◆ **The task**
Exactly reproduce the lines that follow.

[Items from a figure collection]

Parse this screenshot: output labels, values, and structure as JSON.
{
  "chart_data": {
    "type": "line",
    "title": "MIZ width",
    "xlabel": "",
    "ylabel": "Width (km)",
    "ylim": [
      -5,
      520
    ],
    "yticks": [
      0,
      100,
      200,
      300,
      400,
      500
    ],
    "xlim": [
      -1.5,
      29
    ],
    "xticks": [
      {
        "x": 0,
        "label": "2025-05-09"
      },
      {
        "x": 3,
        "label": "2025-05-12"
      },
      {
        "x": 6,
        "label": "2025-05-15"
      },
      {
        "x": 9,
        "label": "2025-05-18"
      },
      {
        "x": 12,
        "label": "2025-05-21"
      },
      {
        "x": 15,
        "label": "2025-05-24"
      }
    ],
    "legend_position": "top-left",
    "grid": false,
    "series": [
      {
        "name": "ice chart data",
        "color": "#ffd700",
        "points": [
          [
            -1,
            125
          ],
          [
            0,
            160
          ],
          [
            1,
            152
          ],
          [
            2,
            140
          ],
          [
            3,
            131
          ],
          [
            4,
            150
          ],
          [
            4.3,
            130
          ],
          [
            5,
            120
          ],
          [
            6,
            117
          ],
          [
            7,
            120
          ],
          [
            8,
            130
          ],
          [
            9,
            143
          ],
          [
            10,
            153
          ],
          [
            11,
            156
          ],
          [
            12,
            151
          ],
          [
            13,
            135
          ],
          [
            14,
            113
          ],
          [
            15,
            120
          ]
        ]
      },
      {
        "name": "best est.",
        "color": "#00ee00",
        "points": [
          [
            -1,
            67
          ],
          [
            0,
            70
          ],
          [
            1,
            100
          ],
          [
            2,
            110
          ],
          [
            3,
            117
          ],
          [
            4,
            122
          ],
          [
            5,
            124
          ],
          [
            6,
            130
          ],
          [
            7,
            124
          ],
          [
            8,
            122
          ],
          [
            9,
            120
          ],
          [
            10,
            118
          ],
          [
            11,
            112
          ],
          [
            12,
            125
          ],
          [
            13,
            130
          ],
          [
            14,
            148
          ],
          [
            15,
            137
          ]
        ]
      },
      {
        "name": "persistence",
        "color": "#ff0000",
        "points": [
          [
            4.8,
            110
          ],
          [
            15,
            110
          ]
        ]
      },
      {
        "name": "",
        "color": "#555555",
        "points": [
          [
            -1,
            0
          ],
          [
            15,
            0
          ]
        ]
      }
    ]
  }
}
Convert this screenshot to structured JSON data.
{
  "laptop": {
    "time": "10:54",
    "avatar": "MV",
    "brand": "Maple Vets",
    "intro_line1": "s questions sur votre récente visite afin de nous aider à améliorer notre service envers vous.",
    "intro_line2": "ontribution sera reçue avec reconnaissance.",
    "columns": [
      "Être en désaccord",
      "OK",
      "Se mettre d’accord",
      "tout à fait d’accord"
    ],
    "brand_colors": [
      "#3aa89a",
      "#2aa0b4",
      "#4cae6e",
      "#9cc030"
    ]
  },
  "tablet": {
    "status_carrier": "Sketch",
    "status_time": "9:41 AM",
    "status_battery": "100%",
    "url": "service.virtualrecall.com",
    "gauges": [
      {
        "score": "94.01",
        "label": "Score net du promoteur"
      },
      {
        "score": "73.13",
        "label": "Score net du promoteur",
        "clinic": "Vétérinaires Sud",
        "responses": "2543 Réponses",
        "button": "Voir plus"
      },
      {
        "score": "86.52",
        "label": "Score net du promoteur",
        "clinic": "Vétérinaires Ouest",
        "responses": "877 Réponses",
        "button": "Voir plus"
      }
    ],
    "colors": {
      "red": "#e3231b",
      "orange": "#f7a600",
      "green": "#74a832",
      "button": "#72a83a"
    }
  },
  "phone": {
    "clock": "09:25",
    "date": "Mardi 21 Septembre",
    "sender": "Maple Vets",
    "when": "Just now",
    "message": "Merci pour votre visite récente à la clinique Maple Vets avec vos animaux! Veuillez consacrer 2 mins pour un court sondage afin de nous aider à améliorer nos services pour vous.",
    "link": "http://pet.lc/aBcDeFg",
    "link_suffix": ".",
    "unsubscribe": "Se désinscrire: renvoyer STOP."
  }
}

◆ **Response**
Parse this screenshot: output labels, values, and structure as JSON.
{
  "chart_data": {
    "type": "line",
    "title": "MIZ width",
    "xlabel": "",
    "ylabel": "Width (km)",
    "ylim": [
      -5,
      520
    ],
    "yticks": [
      0,
      100,
      200,
      300,
      400,
      500
    ],
    "xlim": [
      -1.5,
      29
    ],
    "xticks": [
      {
        "x": 0,
        "label": "2025-05-09"
      },
      {
        "x": 3,
        "label": "2025-05-12"
      },
      {
        "x": 6,
        "label": "2025-05-15"
      },
      {
        "x": 9,
        "label": "2025-05-18"
      },
      {
        "x": 12,
        "label": "2025-05-21"
      },
      {
        "x": 15,
        "label": "2025-05-24"
      }
    ],
    "legend_position": "top-left",
    "grid": false,
    "series": [
      {
        "name": "ice chart data",
        "color": "#ffd700",
        "points": [
          [
            -1,
            125
          ],
          [
            0,
            160
          ],
          [
            1,
            152
          ],
          [
            2,
            140
          ],
          [
            3,
            131
          ],
          [
            4,
            150
          ],
          [
            4.3,
            130
          ],
          [
            5,
            120
          ],
          [
            6,
            117
          ],
          [
            7,
            120
          ],
          [
            8,
            130
          ],
          [
            9,
            143
          ],
          [
            10,
            153
          ],
          [
            11,
            156
          ],
          [
            12,
            151
          ],
          [
            13,
            135
          ],
          [
            14,
            113
          ],
          [
            15,
            120
          ]
        ]
      },
      {
        "name": "best est.",
        "color": "#00ee00",
        "points": [
          [
            -1,
            67
          ],
          [
            0,
            70
          ],
          [
            1,
            100
          ],
          [
            2,
            110
          ],
          [
            3,
            117
          ],
          [
            4,
            122
          ],
          [
            5,
            124
          ],
          [
            6,
            130
          ],
          [
            7,
            124
          ],
          [
            8,
            122
          ],
          [
            9,
            120
          ],
          [
            10,
            118
          ],
          [
            11,
            112
          ],
          [
            12,
            125
          ],
          [
            13,
            130
          ],
          [
            14,
            148
          ],
          [
            15,
            137
          ]
        ]
      },
      {
        "name": "persistence",
        "color": "#ff0000",
        "points": [
          [
            4.8,
            110
          ],
          [
            15,
            110
          ]
        ]
      },
      {
        "name": "",
        "color": "#555555",
        "points": [
          [
            -1,
            0
          ],
          [
            15,
            0
          ]
        ]
      }
    ]
  }
}
Convert this screenshot to structured JSON data.
{
  "laptop": {
    "time": "10:54",
    "avatar": "MV",
    "brand": "Maple Vets",
    "intro_line1": "s questions sur votre récente visite afin de nous aider à améliorer notre service envers vous.",
    "intro_line2": "ontribution sera reçue avec reconnaissance.",
    "columns": [
      "Être en désaccord",
      "OK",
      "Se mettre d’accord",
      "tout à fait d’accord"
    ],
    "brand_colors": [
      "#3aa89a",
      "#2aa0b4",
      "#4cae6e",
      "#9cc030"
    ]
  },
  "tablet": {
    "status_carrier": "Sketch",
    "status_time": "9:41 AM",
    "status_battery": "100%",
    "url": "service.virtualrecall.com",
    "gauges": [
      {
        "score": "94.01",
        "label": "Score net du promoteur"
      },
      {
        "score": "73.13",
        "label": "Score net du promoteur",
        "clinic": "Vétérinaires Sud",
        "responses": "2543 Réponses",
        "button": "Voir plus"
      },
      {
        "score": "86.52",
        "label": "Score net du promoteur",
        "clinic": "Vétérinaires Ouest",
        "responses": "877 Réponses",
        "button": "Voir plus"
      }
    ],
    "colors": {
      "red": "#e3231b",
      "orange": "#f7a600",
      "green": "#74a832",
      "button": "#72a83a"
    }
  },
  "phone": {
    "clock": "09:25",
    "date": "Mardi 21 Septembre",
    "sender": "Maple Vets",
    "when": "Just now",
    "message": "Merci pour votre visite récente à la clinique Maple Vets avec vos animaux! Veuillez consacrer 2 mins pour un court sondage afin de nous aider à améliorer nos services pour vous.",
    "link": "http://pet.lc/aBcDeFg",
    "link_suffix": ".",
    "unsubscribe": "Se désinscrire: renvoyer STOP."
  }
}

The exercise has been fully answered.